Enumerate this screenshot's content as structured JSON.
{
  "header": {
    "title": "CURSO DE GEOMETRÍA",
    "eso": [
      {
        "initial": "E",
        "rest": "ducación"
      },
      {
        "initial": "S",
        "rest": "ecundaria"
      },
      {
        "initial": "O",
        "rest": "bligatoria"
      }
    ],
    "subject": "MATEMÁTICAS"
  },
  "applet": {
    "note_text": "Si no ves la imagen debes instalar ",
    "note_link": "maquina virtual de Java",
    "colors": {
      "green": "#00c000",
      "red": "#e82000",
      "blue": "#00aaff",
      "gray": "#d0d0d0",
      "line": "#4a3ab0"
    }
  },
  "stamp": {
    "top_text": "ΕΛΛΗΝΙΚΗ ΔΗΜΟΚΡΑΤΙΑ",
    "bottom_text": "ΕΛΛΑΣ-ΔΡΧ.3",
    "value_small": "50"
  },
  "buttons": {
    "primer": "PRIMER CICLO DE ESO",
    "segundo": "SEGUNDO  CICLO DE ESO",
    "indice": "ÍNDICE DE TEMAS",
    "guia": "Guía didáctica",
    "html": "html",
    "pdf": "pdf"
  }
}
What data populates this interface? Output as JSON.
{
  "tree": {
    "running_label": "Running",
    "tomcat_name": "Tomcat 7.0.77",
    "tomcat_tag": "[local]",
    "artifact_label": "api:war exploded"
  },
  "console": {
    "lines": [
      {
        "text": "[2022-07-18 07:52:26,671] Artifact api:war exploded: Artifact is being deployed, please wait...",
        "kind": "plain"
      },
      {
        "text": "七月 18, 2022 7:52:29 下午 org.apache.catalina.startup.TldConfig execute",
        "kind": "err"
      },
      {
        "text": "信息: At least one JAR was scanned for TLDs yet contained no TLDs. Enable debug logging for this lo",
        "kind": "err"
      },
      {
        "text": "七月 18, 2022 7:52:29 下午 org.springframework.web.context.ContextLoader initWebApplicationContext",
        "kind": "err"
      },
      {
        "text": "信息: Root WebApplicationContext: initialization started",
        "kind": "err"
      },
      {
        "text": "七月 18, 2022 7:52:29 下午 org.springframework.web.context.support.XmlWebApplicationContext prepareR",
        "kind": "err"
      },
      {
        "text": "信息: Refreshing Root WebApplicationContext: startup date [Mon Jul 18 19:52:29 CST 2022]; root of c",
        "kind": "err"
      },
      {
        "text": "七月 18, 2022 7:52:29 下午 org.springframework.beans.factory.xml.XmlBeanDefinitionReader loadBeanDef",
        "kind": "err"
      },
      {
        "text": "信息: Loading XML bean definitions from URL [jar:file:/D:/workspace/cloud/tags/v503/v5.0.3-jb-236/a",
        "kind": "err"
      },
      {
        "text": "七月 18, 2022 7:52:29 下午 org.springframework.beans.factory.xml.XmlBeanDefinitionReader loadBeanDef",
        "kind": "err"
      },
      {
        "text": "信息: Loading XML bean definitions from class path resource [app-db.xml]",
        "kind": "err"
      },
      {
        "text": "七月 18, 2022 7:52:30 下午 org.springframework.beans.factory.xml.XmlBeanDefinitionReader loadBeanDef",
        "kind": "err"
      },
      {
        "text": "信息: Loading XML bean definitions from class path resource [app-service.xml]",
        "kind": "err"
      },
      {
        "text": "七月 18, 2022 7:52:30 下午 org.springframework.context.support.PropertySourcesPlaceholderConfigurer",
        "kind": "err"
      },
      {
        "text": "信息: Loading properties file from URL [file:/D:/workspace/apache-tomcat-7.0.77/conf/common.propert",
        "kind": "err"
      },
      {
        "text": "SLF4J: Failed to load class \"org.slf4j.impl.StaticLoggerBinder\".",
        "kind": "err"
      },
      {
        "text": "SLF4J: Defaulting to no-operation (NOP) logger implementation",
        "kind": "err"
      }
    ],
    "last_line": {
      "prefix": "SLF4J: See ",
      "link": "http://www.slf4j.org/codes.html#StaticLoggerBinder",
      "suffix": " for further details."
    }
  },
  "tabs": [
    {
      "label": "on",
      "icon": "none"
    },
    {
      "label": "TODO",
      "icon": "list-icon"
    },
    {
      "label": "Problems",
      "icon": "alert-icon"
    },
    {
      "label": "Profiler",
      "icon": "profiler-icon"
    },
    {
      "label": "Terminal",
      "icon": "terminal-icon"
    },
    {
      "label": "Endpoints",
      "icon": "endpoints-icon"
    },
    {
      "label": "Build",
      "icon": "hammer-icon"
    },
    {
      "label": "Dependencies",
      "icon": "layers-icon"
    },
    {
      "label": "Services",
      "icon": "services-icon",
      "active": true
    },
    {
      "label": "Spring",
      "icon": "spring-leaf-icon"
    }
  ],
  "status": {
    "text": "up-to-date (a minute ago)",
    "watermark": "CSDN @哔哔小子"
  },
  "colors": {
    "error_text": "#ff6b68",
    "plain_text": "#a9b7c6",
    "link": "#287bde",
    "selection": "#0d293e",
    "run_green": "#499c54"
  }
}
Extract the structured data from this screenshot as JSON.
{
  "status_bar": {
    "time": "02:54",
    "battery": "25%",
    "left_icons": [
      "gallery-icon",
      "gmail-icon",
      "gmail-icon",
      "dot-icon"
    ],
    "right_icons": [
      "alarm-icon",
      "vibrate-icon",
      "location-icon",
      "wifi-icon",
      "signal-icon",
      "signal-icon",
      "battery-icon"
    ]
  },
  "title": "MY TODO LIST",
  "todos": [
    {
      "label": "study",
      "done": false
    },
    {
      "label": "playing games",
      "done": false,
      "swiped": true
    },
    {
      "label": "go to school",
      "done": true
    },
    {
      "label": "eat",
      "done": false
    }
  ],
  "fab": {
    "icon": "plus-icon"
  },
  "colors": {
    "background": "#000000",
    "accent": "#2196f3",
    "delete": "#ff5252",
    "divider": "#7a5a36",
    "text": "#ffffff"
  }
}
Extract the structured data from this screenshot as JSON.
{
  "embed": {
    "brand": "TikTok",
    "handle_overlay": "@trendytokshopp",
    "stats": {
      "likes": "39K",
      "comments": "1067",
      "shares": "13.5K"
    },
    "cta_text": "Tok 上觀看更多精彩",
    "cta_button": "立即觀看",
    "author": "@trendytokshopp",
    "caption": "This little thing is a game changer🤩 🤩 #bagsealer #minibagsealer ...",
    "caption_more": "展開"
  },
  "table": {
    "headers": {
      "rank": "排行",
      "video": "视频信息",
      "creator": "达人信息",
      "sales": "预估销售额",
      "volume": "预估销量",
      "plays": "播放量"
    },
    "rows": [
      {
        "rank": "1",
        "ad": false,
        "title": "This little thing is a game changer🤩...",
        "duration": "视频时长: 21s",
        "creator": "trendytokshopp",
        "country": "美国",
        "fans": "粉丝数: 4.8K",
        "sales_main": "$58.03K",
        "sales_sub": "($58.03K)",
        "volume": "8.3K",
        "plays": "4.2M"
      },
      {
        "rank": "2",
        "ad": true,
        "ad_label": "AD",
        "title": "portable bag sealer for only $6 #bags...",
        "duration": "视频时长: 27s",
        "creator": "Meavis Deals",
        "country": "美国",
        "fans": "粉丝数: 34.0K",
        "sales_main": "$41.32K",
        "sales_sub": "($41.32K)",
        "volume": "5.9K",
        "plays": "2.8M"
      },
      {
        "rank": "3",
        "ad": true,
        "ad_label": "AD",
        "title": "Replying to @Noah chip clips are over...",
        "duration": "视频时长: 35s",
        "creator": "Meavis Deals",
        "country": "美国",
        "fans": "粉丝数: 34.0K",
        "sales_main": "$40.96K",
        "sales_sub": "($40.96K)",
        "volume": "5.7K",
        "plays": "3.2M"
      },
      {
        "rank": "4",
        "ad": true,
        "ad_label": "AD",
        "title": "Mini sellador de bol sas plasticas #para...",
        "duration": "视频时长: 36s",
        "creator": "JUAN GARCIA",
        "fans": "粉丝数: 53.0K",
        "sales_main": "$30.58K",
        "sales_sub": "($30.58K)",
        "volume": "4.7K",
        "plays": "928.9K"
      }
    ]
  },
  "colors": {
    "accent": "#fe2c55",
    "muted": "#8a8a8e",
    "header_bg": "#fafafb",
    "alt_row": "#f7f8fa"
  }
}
● ● ●
Where a line holds the string "class", copy that line.

        "text": "信息: Loading XML bean definitions from class path resource [app-db.xml]",
        "text": "信息: Loading XML bean definitions from class path resource [app-service.xml]",
        "text": "SLF4J: Failed to load class \"org.slf4j.impl.StaticLoggerBinder\".",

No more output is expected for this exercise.